[START ITEMS]

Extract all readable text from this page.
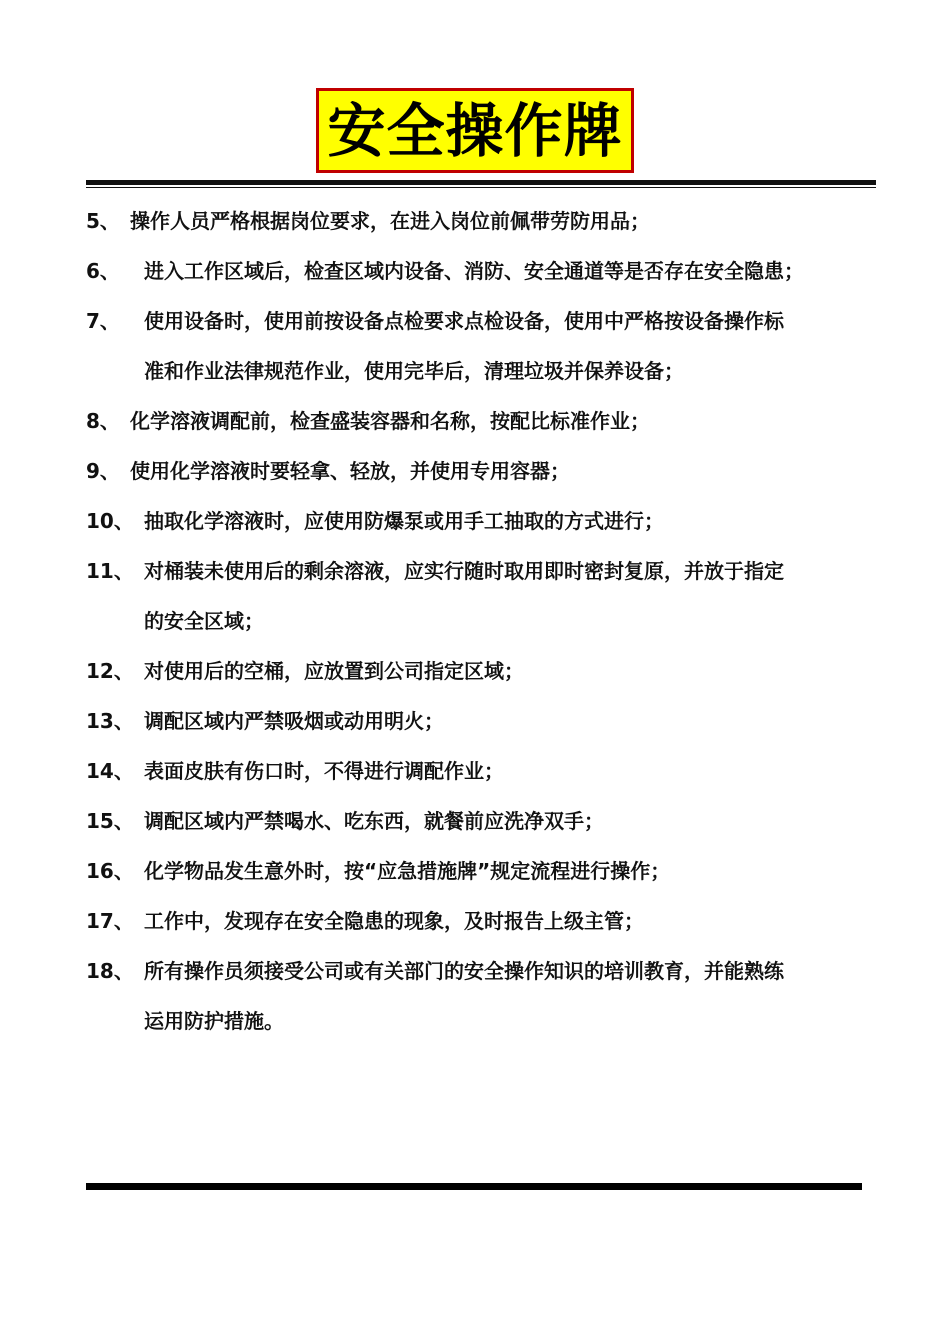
安全操作牌
5、 操作人员严格根据岗位要求，在进入岗位前佩带劳防用品；
6、 进入工作区域后，检查区域内设备、消防、安全通道等是否存在安全隐患；
7、 使用设备时，使用前按设备点检要求点检设备，使用中严格按设备操作标
准和作业法律规范作业，使用完毕后，清理垃圾并保养设备；
8、 化学溶液调配前，检查盛装容器和名称，按配比标准作业；
9、 使用化学溶液时要轻拿、轻放，并使用专用容器；
10、 抽取化学溶液时，应使用防爆泵或用手工抽取的方式进行；
11、 对桶装未使用后的剩余溶液，应实行随时取用即时密封复原，并放于指定
的安全区域；
12、 对使用后的空桶，应放置到公司指定区域；
13、 调配区域内严禁吸烟或动用明火；
14、 表面皮肤有伤口时，不得进行调配作业；
15、 调配区域内严禁喝水、吃东西，就餐前应洗净双手；
16、 化学物品发生意外时，按“应急措施牌”规定流程进行操作；
17、 工作中，发现存在安全隐患的现象，及时报告上级主管；
18、 所有操作员须接受公司或有关部门的安全操作知识的培训教育，并能熟练
运用防护措施。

[END ITEMS]

Every entry must be reproduced exactly, with the images left out.

:: RESPONSE TO THE TASK ::
Extract all readable text from this page.
安全操作牌
5、 操作人员严格根据岗位要求，在进入岗位前佩带劳防用品；
6、 进入工作区域后，检查区域内设备、消防、安全通道等是否存在安全隐患；
7、 使用设备时，使用前按设备点检要求点检设备，使用中严格按设备操作标
准和作业法律规范作业，使用完毕后，清理垃圾并保养设备；
8、 化学溶液调配前，检查盛装容器和名称，按配比标准作业；
9、 使用化学溶液时要轻拿、轻放，并使用专用容器；
10、 抽取化学溶液时，应使用防爆泵或用手工抽取的方式进行；
11、 对桶装未使用后的剩余溶液，应实行随时取用即时密封复原，并放于指定
的安全区域；
12、 对使用后的空桶，应放置到公司指定区域；
13、 调配区域内严禁吸烟或动用明火；
14、 表面皮肤有伤口时，不得进行调配作业；
15、 调配区域内严禁喝水、吃东西，就餐前应洗净双手；
16、 化学物品发生意外时，按“应急措施牌”规定流程进行操作；
17、 工作中，发现存在安全隐患的现象，及时报告上级主管；
18、 所有操作员须接受公司或有关部门的安全操作知识的培训教育，并能熟练
运用防护措施。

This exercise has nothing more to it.